Repeat the listing in full, exactly as it stands.

### Supplied material:
○ ○ ○ ○ ○

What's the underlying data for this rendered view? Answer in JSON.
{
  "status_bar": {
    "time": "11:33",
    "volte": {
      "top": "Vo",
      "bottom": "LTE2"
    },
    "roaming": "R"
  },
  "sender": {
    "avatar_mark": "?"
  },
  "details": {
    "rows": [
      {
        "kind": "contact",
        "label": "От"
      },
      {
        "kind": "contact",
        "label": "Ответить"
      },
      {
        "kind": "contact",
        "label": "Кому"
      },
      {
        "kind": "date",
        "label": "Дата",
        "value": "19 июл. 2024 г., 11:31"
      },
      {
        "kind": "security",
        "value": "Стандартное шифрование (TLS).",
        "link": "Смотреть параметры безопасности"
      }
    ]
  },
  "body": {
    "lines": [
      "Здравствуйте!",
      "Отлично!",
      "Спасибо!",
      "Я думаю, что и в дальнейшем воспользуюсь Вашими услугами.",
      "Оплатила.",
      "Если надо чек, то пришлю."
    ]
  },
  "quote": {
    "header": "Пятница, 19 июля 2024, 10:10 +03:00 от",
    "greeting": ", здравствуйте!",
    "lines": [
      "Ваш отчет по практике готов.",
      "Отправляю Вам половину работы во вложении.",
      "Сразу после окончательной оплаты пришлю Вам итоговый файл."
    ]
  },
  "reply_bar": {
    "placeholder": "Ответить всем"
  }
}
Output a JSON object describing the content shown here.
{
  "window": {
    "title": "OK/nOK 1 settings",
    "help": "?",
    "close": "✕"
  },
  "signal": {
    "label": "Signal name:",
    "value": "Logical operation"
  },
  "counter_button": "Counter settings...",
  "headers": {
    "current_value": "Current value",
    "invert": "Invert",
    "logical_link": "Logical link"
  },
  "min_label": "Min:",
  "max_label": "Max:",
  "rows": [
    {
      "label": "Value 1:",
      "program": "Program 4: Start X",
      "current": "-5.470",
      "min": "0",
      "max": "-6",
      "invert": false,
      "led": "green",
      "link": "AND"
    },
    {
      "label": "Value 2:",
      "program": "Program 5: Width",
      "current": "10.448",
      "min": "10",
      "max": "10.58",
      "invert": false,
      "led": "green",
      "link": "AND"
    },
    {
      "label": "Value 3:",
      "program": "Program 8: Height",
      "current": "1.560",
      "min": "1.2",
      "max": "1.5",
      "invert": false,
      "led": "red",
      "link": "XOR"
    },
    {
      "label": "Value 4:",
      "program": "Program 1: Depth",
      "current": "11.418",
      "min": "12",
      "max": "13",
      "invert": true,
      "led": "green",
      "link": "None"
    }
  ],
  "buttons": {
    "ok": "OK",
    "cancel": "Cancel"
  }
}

○ ○ ○ ○ ○

### Completed task:
What's the underlying data for this rendered view? Answer in JSON.
{
  "status_bar": {
    "time": "11:33",
    "volte": {
      "top": "Vo",
      "bottom": "LTE2"
    },
    "roaming": "R"
  },
  "sender": {
    "avatar_mark": "?"
  },
  "details": {
    "rows": [
      {
        "kind": "contact",
        "label": "От"
      },
      {
        "kind": "contact",
        "label": "Ответить"
      },
      {
        "kind": "contact",
        "label": "Кому"
      },
      {
        "kind": "date",
        "label": "Дата",
        "value": "19 июл. 2024 г., 11:31"
      },
      {
        "kind": "security",
        "value": "Стандартное шифрование (TLS).",
        "link": "Смотреть параметры безопасности"
      }
    ]
  },
  "body": {
    "lines": [
      "Здравствуйте!",
      "Отлично!",
      "Спасибо!",
      "Я думаю, что и в дальнейшем воспользуюсь Вашими услугами.",
      "Оплатила.",
      "Если надо чек, то пришлю."
    ]
  },
  "quote": {
    "header": "Пятница, 19 июля 2024, 10:10 +03:00 от",
    "greeting": ", здравствуйте!",
    "lines": [
      "Ваш отчет по практике готов.",
      "Отправляю Вам половину работы во вложении.",
      "Сразу после окончательной оплаты пришлю Вам итоговый файл."
    ]
  },
  "reply_bar": {
    "placeholder": "Ответить всем"
  }
}
Output a JSON object describing the content shown here.
{
  "window": {
    "title": "OK/nOK 1 settings",
    "help": "?",
    "close": "✕"
  },
  "signal": {
    "label": "Signal name:",
    "value": "Logical operation"
  },
  "counter_button": "Counter settings...",
  "headers": {
    "current_value": "Current value",
    "invert": "Invert",
    "logical_link": "Logical link"
  },
  "min_label": "Min:",
  "max_label": "Max:",
  "rows": [
    {
      "label": "Value 1:",
      "program": "Program 4: Start X",
      "current": "-5.470",
      "min": "0",
      "max": "-6",
      "invert": false,
      "led": "green",
      "link": "AND"
    },
    {
      "label": "Value 2:",
      "program": "Program 5: Width",
      "current": "10.448",
      "min": "10",
      "max": "10.58",
      "invert": false,
      "led": "green",
      "link": "AND"
    },
    {
      "label": "Value 3:",
      "program": "Program 8: Height",
      "current": "1.560",
      "min": "1.2",
      "max": "1.5",
      "invert": false,
      "led": "red",
      "link": "XOR"
    },
    {
      "label": "Value 4:",
      "program": "Program 1: Depth",
      "current": "11.418",
      "min": "12",
      "max": "13",
      "invert": true,
      "led": "green",
      "link": "None"
    }
  ],
  "buttons": {
    "ok": "OK",
    "cancel": "Cancel"
  }
}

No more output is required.